Stated exercise = Where a line holds the word "more", copy that line.

Stored rows =
+ + +

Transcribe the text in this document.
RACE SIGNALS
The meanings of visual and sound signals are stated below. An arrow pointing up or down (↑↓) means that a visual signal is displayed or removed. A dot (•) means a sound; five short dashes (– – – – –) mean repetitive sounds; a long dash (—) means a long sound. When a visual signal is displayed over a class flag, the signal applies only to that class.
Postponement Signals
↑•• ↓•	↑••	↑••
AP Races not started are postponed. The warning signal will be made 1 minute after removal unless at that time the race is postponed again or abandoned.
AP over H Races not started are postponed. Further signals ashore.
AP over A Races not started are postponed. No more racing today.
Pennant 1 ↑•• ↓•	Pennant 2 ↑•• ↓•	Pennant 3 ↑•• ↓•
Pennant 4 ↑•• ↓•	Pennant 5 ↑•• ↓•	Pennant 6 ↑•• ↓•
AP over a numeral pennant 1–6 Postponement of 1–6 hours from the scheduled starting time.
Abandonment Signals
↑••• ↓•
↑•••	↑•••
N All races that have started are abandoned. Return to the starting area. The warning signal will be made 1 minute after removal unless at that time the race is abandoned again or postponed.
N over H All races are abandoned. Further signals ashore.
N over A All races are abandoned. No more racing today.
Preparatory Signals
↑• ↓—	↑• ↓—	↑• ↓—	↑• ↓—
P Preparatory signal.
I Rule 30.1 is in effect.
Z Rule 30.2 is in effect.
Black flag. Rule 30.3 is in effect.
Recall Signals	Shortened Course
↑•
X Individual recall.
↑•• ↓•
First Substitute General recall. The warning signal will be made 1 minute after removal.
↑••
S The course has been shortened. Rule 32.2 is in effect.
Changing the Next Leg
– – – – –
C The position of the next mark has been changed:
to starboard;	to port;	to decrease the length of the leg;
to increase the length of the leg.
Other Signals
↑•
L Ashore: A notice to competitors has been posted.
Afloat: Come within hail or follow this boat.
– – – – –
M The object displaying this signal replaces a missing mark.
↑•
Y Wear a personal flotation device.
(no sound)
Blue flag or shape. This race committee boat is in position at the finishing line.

+ + +

Task solution =
AP over A Races not started are postponed. No more racing today.
N over A All races are abandoned. No more racing today.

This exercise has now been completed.